PROBLEM DESCRIPTION =
Search the records that follow and extract every line containing the string "left".

━━━━━━━━

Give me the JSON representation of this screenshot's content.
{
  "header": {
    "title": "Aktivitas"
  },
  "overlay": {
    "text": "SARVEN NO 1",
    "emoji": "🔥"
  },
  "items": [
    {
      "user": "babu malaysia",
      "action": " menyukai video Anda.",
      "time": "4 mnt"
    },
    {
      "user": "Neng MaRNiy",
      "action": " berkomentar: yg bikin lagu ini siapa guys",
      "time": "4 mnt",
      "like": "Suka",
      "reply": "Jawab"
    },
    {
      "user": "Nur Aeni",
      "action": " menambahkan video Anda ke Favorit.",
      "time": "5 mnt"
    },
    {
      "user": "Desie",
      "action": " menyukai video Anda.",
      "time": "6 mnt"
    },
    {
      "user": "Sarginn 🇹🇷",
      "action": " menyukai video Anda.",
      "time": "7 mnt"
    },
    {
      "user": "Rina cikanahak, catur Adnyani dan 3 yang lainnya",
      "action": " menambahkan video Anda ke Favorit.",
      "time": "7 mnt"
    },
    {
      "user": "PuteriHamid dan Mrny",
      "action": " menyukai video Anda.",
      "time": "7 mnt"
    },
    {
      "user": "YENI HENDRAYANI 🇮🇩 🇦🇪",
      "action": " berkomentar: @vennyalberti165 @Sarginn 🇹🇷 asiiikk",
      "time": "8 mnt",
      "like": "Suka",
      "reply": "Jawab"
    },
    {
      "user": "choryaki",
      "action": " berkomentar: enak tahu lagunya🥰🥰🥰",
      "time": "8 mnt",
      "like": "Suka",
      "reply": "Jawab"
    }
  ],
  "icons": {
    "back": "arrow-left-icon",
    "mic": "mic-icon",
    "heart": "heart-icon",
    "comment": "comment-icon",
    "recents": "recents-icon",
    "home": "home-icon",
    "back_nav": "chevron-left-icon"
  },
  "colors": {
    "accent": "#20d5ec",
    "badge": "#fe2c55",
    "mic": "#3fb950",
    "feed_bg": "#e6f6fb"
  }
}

━━━━━━━━

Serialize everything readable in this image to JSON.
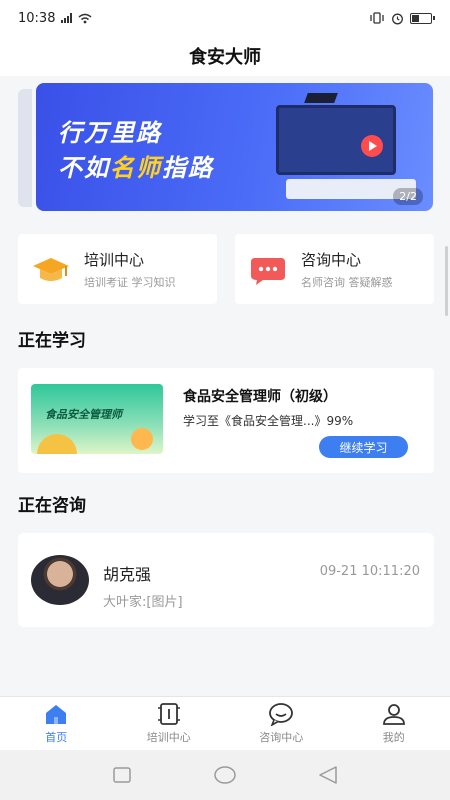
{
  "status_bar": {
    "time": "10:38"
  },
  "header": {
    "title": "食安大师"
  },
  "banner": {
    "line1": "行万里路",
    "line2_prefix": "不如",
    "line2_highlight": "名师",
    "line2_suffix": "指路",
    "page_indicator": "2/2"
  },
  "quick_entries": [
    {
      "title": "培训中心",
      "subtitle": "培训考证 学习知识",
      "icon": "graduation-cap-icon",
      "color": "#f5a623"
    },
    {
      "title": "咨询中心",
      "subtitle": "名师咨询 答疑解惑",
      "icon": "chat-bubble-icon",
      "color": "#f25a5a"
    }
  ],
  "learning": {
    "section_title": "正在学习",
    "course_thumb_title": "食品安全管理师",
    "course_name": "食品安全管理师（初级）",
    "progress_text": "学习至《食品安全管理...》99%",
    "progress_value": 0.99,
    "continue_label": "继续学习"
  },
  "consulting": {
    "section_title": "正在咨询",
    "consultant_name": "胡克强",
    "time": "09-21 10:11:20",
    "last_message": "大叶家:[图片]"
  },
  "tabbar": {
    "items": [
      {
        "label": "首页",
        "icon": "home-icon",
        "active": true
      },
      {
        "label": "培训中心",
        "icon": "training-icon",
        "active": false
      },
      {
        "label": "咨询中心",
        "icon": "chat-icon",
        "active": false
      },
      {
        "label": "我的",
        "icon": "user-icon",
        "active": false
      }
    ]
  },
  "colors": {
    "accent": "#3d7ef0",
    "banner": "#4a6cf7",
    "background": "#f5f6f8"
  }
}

━━━━━━━━

FINISHED EXERCISE =
    "back": "arrow-left-icon",
    "back_nav": "chevron-left-icon"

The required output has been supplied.